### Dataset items
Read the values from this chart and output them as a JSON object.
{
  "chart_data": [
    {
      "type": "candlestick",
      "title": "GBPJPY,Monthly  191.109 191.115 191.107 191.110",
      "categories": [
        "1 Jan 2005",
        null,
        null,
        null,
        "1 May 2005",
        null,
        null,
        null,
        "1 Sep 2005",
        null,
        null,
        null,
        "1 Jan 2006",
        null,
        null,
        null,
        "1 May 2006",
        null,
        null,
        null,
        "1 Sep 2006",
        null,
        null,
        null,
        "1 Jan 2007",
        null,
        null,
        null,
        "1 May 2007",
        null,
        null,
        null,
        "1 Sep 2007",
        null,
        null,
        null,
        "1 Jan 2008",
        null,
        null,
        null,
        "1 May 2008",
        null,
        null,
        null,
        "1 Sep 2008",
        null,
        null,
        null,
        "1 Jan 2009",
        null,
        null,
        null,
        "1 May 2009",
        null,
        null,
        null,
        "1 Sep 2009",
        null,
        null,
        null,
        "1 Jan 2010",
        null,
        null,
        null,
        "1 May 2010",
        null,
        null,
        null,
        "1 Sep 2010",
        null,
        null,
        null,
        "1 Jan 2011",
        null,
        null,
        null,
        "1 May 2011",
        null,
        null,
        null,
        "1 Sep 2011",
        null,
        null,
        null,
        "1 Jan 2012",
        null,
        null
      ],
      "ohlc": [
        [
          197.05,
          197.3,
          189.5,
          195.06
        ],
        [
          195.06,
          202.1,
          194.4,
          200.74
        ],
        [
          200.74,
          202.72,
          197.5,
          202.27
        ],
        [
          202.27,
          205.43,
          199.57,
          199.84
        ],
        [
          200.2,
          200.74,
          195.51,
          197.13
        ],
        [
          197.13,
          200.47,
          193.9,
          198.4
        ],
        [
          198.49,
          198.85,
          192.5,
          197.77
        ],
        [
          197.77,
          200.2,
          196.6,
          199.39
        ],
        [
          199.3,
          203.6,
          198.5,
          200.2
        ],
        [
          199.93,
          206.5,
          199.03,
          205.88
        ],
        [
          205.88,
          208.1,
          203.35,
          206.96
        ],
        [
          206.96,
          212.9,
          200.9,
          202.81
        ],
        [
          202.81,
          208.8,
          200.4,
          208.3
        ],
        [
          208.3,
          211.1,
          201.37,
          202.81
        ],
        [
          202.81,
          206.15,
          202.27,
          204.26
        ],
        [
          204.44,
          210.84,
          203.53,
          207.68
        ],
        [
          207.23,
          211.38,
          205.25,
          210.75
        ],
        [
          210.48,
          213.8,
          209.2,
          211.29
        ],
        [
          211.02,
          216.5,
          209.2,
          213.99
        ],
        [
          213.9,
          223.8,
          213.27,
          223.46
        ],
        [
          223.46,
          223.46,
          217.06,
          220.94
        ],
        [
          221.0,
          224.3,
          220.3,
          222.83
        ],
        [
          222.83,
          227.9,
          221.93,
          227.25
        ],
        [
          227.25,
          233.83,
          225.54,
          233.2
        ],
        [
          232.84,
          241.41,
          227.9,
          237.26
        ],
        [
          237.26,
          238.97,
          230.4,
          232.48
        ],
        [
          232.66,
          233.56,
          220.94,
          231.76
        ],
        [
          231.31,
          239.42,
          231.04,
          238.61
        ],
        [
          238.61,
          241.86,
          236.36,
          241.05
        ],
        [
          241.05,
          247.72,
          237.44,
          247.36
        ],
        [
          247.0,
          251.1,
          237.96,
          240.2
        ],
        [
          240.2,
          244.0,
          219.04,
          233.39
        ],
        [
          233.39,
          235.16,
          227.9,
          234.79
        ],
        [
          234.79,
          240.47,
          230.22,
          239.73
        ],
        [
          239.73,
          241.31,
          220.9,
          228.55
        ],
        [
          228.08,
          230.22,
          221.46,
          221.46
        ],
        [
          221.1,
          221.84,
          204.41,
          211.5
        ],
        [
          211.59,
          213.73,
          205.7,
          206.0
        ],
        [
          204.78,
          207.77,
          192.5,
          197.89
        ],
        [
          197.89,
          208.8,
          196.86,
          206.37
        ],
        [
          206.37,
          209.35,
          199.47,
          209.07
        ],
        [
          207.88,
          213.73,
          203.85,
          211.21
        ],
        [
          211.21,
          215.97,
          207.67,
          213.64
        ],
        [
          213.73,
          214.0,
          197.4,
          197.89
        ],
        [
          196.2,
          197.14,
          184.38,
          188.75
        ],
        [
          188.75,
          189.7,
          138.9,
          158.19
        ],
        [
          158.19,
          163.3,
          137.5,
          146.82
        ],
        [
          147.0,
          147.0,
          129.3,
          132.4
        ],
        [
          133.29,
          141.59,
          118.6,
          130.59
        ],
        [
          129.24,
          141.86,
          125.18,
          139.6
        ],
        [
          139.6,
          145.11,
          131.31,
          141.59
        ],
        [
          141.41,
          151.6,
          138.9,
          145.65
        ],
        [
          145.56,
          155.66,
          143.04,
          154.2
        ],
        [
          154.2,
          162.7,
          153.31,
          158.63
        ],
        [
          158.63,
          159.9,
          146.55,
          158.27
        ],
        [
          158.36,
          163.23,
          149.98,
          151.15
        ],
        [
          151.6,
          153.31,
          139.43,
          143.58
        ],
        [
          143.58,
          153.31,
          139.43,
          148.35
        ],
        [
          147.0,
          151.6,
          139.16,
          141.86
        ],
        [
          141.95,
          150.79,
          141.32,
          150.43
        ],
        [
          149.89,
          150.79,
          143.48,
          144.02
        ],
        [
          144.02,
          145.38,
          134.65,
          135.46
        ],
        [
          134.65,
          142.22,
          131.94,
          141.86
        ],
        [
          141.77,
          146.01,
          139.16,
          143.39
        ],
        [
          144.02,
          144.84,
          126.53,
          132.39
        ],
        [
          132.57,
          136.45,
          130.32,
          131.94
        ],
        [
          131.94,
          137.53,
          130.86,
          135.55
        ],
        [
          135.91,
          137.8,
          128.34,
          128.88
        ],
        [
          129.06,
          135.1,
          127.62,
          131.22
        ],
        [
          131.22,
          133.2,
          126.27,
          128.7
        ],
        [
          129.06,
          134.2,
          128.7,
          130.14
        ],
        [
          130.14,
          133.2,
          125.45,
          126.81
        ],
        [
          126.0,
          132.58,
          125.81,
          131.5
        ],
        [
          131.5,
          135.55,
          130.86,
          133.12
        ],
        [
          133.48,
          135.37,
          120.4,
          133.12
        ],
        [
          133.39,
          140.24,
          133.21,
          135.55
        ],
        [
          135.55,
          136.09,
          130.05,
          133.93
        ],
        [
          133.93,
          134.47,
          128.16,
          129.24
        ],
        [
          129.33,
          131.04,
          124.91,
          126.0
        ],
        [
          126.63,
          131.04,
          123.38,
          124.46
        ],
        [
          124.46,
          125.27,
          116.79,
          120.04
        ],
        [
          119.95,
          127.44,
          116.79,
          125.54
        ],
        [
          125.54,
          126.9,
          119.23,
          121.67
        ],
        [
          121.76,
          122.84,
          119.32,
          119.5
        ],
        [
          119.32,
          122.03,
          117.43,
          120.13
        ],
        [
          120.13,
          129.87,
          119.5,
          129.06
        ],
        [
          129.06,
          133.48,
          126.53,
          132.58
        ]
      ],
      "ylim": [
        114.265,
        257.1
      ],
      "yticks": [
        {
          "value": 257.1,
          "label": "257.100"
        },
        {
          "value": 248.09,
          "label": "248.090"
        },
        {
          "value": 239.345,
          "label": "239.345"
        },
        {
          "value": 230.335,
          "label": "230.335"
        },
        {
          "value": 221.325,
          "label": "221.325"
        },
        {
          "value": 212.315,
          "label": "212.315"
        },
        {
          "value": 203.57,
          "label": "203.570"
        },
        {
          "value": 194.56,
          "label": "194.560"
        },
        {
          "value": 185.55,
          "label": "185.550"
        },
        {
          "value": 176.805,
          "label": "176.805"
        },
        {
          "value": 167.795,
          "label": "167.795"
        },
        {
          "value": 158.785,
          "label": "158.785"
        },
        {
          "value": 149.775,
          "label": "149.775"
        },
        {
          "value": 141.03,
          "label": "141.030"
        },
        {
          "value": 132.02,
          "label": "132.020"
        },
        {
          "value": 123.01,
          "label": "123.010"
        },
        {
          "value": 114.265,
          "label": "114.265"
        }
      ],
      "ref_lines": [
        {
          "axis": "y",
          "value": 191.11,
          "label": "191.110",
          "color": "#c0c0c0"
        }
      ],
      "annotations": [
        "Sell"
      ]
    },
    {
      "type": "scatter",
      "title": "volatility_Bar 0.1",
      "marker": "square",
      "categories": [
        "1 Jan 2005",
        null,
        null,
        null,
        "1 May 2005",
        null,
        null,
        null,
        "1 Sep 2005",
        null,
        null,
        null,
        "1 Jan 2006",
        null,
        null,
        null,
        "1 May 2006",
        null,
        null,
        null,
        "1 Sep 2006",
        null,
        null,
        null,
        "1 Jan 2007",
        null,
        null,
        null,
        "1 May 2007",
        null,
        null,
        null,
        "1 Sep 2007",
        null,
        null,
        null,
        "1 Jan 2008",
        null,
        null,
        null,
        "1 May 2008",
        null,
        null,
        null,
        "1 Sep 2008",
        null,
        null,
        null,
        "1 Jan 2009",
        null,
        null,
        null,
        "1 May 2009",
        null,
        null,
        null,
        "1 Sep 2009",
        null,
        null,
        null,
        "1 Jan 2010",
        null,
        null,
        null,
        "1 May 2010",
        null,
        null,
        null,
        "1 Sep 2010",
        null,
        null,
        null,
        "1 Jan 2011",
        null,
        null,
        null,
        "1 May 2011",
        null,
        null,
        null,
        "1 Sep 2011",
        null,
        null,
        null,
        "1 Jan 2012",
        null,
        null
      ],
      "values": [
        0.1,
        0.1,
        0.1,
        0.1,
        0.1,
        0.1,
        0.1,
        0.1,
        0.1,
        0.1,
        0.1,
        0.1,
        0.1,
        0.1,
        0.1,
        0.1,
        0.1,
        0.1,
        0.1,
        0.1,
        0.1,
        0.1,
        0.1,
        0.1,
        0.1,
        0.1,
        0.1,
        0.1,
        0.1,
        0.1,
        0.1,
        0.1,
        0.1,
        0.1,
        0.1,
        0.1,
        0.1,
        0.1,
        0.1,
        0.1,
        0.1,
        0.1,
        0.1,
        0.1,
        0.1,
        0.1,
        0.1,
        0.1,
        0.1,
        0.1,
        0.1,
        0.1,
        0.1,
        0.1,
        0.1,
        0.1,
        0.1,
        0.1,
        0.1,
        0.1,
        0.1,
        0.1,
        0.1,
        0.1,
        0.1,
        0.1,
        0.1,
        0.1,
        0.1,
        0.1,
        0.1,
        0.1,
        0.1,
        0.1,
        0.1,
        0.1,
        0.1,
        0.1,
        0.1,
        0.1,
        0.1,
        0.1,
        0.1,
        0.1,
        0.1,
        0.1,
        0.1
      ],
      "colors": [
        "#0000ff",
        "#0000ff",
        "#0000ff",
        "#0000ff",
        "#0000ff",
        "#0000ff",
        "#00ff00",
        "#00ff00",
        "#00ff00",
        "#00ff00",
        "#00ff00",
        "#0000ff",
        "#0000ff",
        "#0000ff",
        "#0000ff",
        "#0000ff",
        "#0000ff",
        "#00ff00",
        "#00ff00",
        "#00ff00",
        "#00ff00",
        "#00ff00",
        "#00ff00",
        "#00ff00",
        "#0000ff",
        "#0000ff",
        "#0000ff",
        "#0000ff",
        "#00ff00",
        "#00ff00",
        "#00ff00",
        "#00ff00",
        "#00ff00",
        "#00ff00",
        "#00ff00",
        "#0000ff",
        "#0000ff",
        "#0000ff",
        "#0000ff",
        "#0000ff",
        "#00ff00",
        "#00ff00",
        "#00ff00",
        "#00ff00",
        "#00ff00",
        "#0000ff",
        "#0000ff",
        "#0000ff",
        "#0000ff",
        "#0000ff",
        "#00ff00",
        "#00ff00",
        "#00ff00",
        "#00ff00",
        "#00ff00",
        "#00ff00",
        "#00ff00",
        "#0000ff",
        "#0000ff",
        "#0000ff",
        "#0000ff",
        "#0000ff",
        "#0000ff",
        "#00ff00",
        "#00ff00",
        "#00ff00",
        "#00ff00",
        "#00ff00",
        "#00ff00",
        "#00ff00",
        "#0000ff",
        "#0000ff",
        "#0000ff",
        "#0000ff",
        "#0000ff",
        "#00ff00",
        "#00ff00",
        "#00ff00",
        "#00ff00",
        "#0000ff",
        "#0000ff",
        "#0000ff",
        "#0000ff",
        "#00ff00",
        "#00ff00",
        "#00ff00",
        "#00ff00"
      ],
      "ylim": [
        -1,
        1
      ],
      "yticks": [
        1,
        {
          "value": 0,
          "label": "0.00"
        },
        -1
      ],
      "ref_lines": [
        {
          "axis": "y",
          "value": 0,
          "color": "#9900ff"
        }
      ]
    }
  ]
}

### Directive
Using the material above, report each line where "title" occurs.

### Exercise answer
      "title": "GBPJPY,Monthly  191.109 191.115 191.107 191.110",
      "title": "volatility_Bar 0.1",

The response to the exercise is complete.